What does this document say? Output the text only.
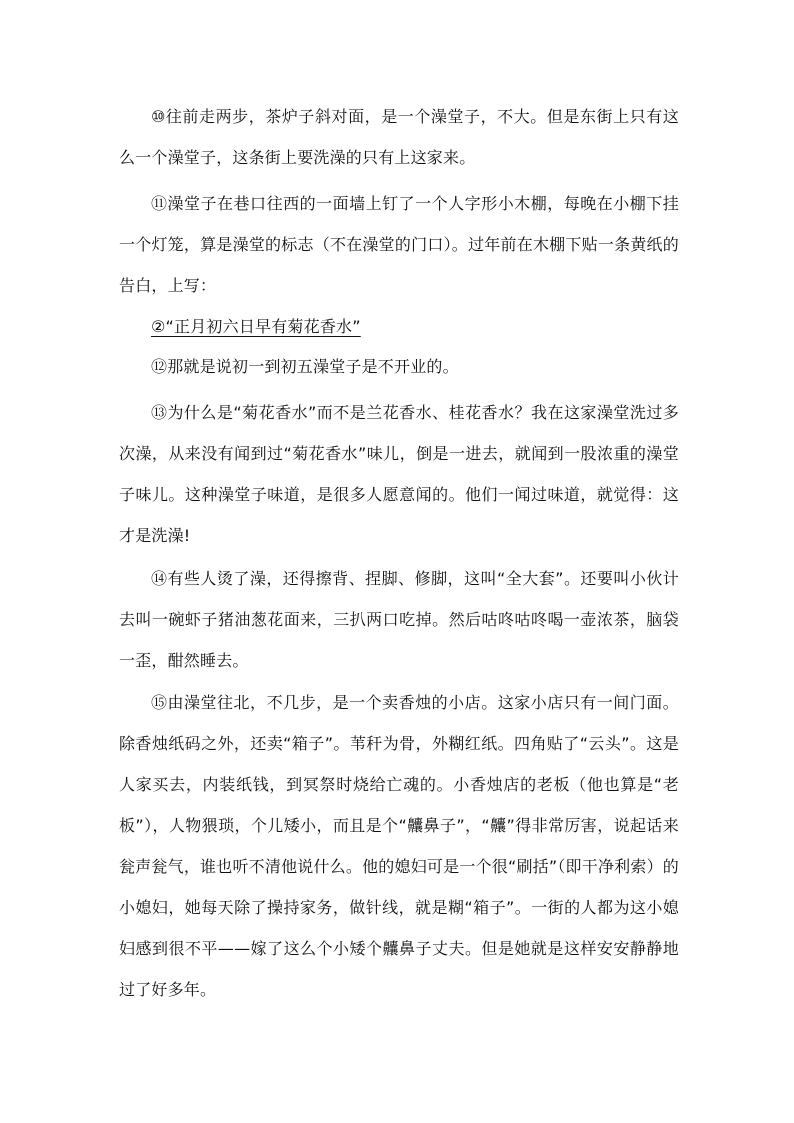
⑩往前走两步，茶炉子斜对面，是一个澡堂子，不大。但是东街上只有这么一个澡堂子，这条街上要洗澡的只有上这家来。

⑪澡堂子在巷口往西的一面墙上钉了一个人字形小木棚，每晚在小棚下挂一个灯笼，算是澡堂的标志（不在澡堂的门口）。过年前在木棚下贴一条黄纸的告白，上写：

②“正月初六日早有菊花香水”

⑫那就是说初一到初五澡堂子是不开业的。

⑬为什么是“菊花香水”而不是兰花香水、桂花香水？我在这家澡堂洗过多次澡，从来没有闻到过“菊花香水”味儿，倒是一进去，就闻到一股浓重的澡堂子味儿。这种澡堂子味道，是很多人愿意闻的。他们一闻过味道，就觉得：这才是洗澡!

⑭有些人烫了澡，还得擦背、捏脚、修脚，这叫“全大套”。还要叫小伙计去叫一碗虾子猪油葱花面来，三扒两口吃掉。然后咕咚咕咚喝一壶浓茶，脑袋一歪，酣然睡去。

⑮由澡堂往北，不几步，是一个卖香烛的小店。这家小店只有一间门面。除香烛纸码之外，还卖“箱子”。苇秆为骨，外糊红纸。四角贴了“云头”。这是人家买去，内装纸钱，到冥祭时烧给亡魂的。小香烛店的老板（他也算是“老板”），人物猥琐，个儿矮小，而且是个“齉鼻子”，“齉”得非常厉害，说起话来瓮声瓮气，谁也听不清他说什么。他的媳妇可是一个很“刷括”（即干净利索）的小媳妇，她每天除了操持家务，做针线，就是糊“箱子”。一街的人都为这小媳妇感到很不平——嫁了这么个小矮个齉鼻子丈夫。但是她就是这样安安静静地过了好多年。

# [TASK GOAL]
Without the pictures, output the full listing exactly as it stands.

# [WRITTEN RESPONSE]
What does this document say? Output the text only.
⑩往前走两步，茶炉子斜对面，是一个澡堂子，不大。但是东街上只有这么一个澡堂子，这条街上要洗澡的只有上这家来。

⑪澡堂子在巷口往西的一面墙上钉了一个人字形小木棚，每晚在小棚下挂一个灯笼，算是澡堂的标志（不在澡堂的门口）。过年前在木棚下贴一条黄纸的告白，上写：

②“正月初六日早有菊花香水”

⑫那就是说初一到初五澡堂子是不开业的。

⑬为什么是“菊花香水”而不是兰花香水、桂花香水？我在这家澡堂洗过多次澡，从来没有闻到过“菊花香水”味儿，倒是一进去，就闻到一股浓重的澡堂子味儿。这种澡堂子味道，是很多人愿意闻的。他们一闻过味道，就觉得：这才是洗澡!

⑭有些人烫了澡，还得擦背、捏脚、修脚，这叫“全大套”。还要叫小伙计去叫一碗虾子猪油葱花面来，三扒两口吃掉。然后咕咚咕咚喝一壶浓茶，脑袋一歪，酣然睡去。

⑮由澡堂往北，不几步，是一个卖香烛的小店。这家小店只有一间门面。除香烛纸码之外，还卖“箱子”。苇秆为骨，外糊红纸。四角贴了“云头”。这是人家买去，内装纸钱，到冥祭时烧给亡魂的。小香烛店的老板（他也算是“老板”），人物猥琐，个儿矮小，而且是个“齉鼻子”，“齉”得非常厉害，说起话来瓮声瓮气，谁也听不清他说什么。他的媳妇可是一个很“刷括”（即干净利索）的小媳妇，她每天除了操持家务，做针线，就是糊“箱子”。一街的人都为这小媳妇感到很不平——嫁了这么个小矮个齉鼻子丈夫。但是她就是这样安安静静地过了好多年。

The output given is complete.